Aim of the exercise:
Type every record exactly as it appears.

Source records:
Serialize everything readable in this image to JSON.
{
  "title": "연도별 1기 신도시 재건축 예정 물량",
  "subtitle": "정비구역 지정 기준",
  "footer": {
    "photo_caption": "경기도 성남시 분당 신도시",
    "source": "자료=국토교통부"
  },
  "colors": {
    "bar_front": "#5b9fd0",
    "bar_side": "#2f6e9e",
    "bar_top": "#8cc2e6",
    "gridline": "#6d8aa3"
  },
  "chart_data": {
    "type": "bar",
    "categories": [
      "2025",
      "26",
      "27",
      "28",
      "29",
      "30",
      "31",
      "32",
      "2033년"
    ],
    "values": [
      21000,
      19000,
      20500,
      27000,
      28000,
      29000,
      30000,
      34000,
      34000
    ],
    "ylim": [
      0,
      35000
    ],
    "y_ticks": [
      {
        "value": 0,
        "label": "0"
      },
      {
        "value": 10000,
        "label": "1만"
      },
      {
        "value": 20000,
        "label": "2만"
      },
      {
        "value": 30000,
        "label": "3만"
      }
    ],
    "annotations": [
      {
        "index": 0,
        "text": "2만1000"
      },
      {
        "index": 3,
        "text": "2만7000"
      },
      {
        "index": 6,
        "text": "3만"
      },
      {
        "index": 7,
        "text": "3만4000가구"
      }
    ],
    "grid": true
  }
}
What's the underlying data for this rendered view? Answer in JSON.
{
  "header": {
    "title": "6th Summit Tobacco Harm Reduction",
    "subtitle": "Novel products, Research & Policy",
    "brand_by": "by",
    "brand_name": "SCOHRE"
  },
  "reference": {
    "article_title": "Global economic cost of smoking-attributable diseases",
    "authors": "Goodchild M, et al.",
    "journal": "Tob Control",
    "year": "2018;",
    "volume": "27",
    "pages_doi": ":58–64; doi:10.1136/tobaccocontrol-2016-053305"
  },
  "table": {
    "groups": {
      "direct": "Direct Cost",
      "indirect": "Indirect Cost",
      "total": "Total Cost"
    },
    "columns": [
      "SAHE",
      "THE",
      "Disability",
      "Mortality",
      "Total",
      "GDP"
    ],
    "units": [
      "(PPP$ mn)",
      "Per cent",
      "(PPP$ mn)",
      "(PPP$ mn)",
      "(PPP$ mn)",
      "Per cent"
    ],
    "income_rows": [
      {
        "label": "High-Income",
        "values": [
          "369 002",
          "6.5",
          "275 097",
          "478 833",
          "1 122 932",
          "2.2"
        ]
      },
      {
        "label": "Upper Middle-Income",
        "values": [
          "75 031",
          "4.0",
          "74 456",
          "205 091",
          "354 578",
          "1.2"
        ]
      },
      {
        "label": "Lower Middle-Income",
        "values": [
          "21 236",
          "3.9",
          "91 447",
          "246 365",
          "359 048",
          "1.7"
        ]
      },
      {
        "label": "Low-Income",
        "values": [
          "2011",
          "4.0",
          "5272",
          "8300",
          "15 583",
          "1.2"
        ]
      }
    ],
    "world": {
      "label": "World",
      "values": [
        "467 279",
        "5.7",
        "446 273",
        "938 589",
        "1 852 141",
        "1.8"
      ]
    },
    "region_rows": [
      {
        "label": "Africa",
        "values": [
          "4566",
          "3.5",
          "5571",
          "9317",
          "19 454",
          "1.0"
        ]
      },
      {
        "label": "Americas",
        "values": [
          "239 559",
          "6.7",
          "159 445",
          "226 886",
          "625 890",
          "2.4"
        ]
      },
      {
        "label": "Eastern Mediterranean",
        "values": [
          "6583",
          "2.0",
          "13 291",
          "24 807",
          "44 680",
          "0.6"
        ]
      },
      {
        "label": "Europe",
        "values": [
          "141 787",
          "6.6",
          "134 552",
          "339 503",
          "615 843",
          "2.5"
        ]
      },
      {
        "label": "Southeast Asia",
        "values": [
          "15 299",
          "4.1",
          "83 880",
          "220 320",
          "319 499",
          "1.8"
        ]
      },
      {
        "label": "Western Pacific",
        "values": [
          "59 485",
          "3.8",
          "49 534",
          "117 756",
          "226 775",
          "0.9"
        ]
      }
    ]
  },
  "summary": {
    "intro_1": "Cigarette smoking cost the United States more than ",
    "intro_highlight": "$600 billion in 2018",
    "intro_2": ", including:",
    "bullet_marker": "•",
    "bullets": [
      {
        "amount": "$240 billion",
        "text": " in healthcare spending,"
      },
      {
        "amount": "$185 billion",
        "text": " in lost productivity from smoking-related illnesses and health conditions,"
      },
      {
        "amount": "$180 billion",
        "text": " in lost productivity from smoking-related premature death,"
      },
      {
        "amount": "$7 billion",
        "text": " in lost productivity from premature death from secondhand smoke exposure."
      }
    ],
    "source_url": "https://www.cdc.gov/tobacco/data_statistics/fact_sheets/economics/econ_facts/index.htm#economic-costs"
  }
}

Task answer:
Serialize everything readable in this image to JSON.
{
  "title": "연도별 1기 신도시 재건축 예정 물량",
  "subtitle": "정비구역 지정 기준",
  "footer": {
    "photo_caption": "경기도 성남시 분당 신도시",
    "source": "자료=국토교통부"
  },
  "colors": {
    "bar_front": "#5b9fd0",
    "bar_side": "#2f6e9e",
    "bar_top": "#8cc2e6",
    "gridline": "#6d8aa3"
  },
  "chart_data": {
    "type": "bar",
    "categories": [
      "2025",
      "26",
      "27",
      "28",
      "29",
      "30",
      "31",
      "32",
      "2033년"
    ],
    "values": [
      21000,
      19000,
      20500,
      27000,
      28000,
      29000,
      30000,
      34000,
      34000
    ],
    "ylim": [
      0,
      35000
    ],
    "y_ticks": [
      {
        "value": 0,
        "label": "0"
      },
      {
        "value": 10000,
        "label": "1만"
      },
      {
        "value": 20000,
        "label": "2만"
      },
      {
        "value": 30000,
        "label": "3만"
      }
    ],
    "annotations": [
      {
        "index": 0,
        "text": "2만1000"
      },
      {
        "index": 3,
        "text": "2만7000"
      },
      {
        "index": 6,
        "text": "3만"
      },
      {
        "index": 7,
        "text": "3만4000가구"
      }
    ],
    "grid": true
  }
}
What's the underlying data for this rendered view? Answer in JSON.
{
  "header": {
    "title": "6th Summit Tobacco Harm Reduction",
    "subtitle": "Novel products, Research & Policy",
    "brand_by": "by",
    "brand_name": "SCOHRE"
  },
  "reference": {
    "article_title": "Global economic cost of smoking-attributable diseases",
    "authors": "Goodchild M, et al.",
    "journal": "Tob Control",
    "year": "2018;",
    "volume": "27",
    "pages_doi": ":58–64; doi:10.1136/tobaccocontrol-2016-053305"
  },
  "table": {
    "groups": {
      "direct": "Direct Cost",
      "indirect": "Indirect Cost",
      "total": "Total Cost"
    },
    "columns": [
      "SAHE",
      "THE",
      "Disability",
      "Mortality",
      "Total",
      "GDP"
    ],
    "units": [
      "(PPP$ mn)",
      "Per cent",
      "(PPP$ mn)",
      "(PPP$ mn)",
      "(PPP$ mn)",
      "Per cent"
    ],
    "income_rows": [
      {
        "label": "High-Income",
        "values": [
          "369 002",
          "6.5",
          "275 097",
          "478 833",
          "1 122 932",
          "2.2"
        ]
      },
      {
        "label": "Upper Middle-Income",
        "values": [
          "75 031",
          "4.0",
          "74 456",
          "205 091",
          "354 578",
          "1.2"
        ]
      },
      {
        "label": "Lower Middle-Income",
        "values": [
          "21 236",
          "3.9",
          "91 447",
          "246 365",
          "359 048",
          "1.7"
        ]
      },
      {
        "label": "Low-Income",
        "values": [
          "2011",
          "4.0",
          "5272",
          "8300",
          "15 583",
          "1.2"
        ]
      }
    ],
    "world": {
      "label": "World",
      "values": [
        "467 279",
        "5.7",
        "446 273",
        "938 589",
        "1 852 141",
        "1.8"
      ]
    },
    "region_rows": [
      {
        "label": "Africa",
        "values": [
          "4566",
          "3.5",
          "5571",
          "9317",
          "19 454",
          "1.0"
        ]
      },
      {
        "label": "Americas",
        "values": [
          "239 559",
          "6.7",
          "159 445",
          "226 886",
          "625 890",
          "2.4"
        ]
      },
      {
        "label": "Eastern Mediterranean",
        "values": [
          "6583",
          "2.0",
          "13 291",
          "24 807",
          "44 680",
          "0.6"
        ]
      },
      {
        "label": "Europe",
        "values": [
          "141 787",
          "6.6",
          "134 552",
          "339 503",
          "615 843",
          "2.5"
        ]
      },
      {
        "label": "Southeast Asia",
        "values": [
          "15 299",
          "4.1",
          "83 880",
          "220 320",
          "319 499",
          "1.8"
        ]
      },
      {
        "label": "Western Pacific",
        "values": [
          "59 485",
          "3.8",
          "49 534",
          "117 756",
          "226 775",
          "0.9"
        ]
      }
    ]
  },
  "summary": {
    "intro_1": "Cigarette smoking cost the United States more than ",
    "intro_highlight": "$600 billion in 2018",
    "intro_2": ", including:",
    "bullet_marker": "•",
    "bullets": [
      {
        "amount": "$240 billion",
        "text": " in healthcare spending,"
      },
      {
        "amount": "$185 billion",
        "text": " in lost productivity from smoking-related illnesses and health conditions,"
      },
      {
        "amount": "$180 billion",
        "text": " in lost productivity from smoking-related premature death,"
      },
      {
        "amount": "$7 billion",
        "text": " in lost productivity from premature death from secondhand smoke exposure."
      }
    ],
    "source_url": "https://www.cdc.gov/tobacco/data_statistics/fact_sheets/economics/econ_facts/index.htm#economic-costs"
  }
}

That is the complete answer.